REQUEST.
Write out everything from the beginning of the records down to the line containing "part-separator: 、 [490, 511, 508, 531]", including that line.

Box annotation data:
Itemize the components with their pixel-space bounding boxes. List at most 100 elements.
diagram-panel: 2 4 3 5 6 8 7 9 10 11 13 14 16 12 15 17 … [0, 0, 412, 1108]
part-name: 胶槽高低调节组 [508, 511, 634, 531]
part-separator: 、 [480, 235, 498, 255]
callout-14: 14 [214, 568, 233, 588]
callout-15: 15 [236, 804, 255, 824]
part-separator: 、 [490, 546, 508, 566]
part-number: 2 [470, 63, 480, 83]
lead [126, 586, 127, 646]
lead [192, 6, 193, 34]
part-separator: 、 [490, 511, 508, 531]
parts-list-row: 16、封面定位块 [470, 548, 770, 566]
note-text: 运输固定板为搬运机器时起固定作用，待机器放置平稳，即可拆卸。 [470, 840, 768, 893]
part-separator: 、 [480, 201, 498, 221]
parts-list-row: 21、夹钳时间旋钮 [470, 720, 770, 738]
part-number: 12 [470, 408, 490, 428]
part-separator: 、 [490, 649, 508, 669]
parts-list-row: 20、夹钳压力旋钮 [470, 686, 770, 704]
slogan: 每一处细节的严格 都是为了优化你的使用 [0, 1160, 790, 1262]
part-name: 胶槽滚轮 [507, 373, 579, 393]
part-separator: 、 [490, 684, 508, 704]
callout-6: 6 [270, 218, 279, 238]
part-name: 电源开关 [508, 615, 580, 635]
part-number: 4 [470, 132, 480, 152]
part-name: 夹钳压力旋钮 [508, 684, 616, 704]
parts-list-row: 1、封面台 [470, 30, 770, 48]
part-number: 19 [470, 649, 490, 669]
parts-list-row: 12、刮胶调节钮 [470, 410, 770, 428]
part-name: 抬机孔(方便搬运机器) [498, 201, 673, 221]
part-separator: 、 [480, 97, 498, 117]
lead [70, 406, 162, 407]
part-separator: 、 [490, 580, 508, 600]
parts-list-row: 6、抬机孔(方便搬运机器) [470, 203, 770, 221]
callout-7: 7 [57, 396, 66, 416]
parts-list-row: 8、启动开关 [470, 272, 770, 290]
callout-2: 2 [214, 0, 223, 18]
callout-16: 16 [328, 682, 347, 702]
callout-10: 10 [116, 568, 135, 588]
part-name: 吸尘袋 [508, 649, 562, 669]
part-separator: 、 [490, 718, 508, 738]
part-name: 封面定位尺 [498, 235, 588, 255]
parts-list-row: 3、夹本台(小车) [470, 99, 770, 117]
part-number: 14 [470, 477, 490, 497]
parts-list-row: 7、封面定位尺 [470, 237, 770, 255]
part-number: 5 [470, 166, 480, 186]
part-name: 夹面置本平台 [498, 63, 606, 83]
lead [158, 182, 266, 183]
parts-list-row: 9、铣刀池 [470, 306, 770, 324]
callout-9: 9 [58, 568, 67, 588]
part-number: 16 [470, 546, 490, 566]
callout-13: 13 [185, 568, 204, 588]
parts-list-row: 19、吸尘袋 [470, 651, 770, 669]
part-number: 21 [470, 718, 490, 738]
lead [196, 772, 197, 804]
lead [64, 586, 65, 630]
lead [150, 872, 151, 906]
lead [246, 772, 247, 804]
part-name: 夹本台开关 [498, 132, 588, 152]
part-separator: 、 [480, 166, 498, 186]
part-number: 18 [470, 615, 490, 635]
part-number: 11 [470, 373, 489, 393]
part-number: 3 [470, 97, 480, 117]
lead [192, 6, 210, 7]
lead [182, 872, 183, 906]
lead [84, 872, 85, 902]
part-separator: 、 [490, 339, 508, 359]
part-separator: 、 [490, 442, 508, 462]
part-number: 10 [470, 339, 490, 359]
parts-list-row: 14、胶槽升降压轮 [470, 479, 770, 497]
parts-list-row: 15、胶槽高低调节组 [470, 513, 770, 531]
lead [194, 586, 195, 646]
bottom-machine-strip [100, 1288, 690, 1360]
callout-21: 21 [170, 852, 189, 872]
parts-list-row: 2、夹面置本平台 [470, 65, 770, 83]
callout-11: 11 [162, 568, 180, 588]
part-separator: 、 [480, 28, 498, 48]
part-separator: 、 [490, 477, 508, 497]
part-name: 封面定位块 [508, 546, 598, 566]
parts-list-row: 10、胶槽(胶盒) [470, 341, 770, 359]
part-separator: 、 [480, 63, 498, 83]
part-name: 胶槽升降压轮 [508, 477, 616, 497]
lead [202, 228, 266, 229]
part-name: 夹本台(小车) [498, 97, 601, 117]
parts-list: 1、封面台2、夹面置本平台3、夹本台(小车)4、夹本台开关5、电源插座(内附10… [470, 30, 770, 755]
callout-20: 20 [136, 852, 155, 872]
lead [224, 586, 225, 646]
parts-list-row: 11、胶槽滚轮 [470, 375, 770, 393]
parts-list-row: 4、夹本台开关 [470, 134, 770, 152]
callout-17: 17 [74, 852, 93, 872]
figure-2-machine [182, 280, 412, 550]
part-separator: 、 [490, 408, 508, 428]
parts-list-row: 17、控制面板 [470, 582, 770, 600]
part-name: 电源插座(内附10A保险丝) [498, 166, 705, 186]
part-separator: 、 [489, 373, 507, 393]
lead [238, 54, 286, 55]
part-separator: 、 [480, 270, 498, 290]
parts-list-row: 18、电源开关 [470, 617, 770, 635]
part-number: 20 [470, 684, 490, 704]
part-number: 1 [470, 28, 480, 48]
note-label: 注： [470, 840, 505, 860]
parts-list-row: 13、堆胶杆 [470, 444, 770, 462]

TASK ANSWER.
Itemize the components with their pixel-space bounding boxes. List at most 100 elements.
diagram-panel: 2 4 3 5 6 8 7 9 10 11 13 14 16 12 15 17 … [0, 0, 412, 1108]
part-name: 胶槽高低调节组 [508, 511, 634, 531]
part-separator: 、 [480, 235, 498, 255]
callout-14: 14 [214, 568, 233, 588]
callout-15: 15 [236, 804, 255, 824]
part-separator: 、 [490, 546, 508, 566]
part-number: 2 [470, 63, 480, 83]
lead [126, 586, 127, 646]
lead [192, 6, 193, 34]
part-separator: 、 [490, 511, 508, 531]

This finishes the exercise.